[Start]

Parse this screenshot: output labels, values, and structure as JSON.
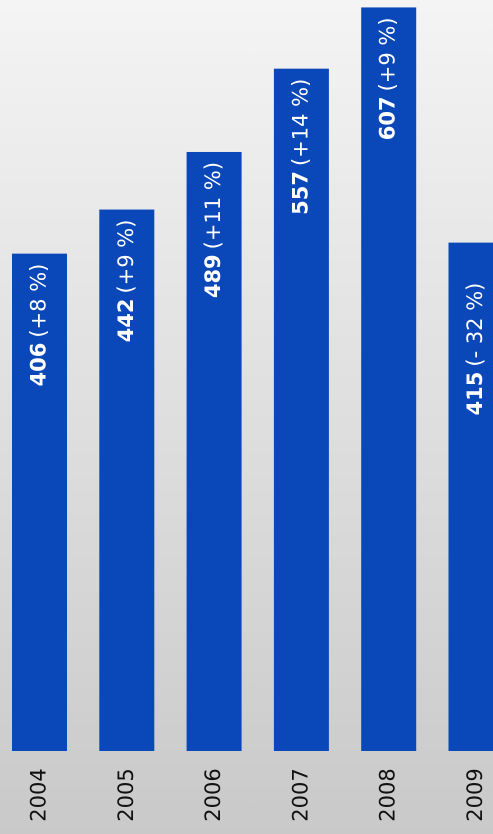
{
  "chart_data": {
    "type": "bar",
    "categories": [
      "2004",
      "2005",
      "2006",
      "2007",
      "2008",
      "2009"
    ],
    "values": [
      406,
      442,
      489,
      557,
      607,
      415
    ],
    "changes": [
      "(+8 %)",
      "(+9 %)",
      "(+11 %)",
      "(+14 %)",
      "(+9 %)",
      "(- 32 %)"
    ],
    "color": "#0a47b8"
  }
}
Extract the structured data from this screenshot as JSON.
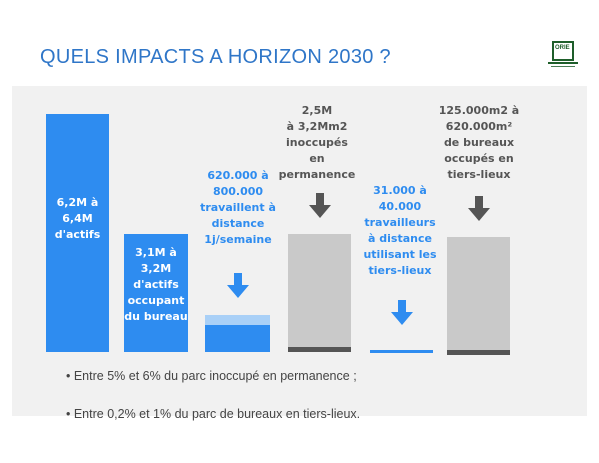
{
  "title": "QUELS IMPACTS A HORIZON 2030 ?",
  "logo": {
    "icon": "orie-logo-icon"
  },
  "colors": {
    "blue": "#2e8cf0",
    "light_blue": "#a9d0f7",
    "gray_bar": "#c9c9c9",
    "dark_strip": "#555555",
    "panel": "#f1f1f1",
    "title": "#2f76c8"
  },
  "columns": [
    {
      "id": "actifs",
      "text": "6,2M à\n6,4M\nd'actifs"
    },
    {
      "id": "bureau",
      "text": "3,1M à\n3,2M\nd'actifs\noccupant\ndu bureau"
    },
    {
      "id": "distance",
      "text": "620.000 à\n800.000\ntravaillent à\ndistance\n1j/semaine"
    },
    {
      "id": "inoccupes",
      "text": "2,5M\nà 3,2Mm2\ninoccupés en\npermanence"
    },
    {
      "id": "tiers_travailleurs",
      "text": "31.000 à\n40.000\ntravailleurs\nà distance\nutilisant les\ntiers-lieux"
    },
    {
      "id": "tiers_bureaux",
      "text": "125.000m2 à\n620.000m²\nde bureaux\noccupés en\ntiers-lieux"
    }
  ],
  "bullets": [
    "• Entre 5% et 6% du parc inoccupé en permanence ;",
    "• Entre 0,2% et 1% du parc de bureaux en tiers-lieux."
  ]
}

[End]

_Set exercise_:
Looking at the material above, count the lines containing the string "parc" and reply with the count alone.

_Final result_:
2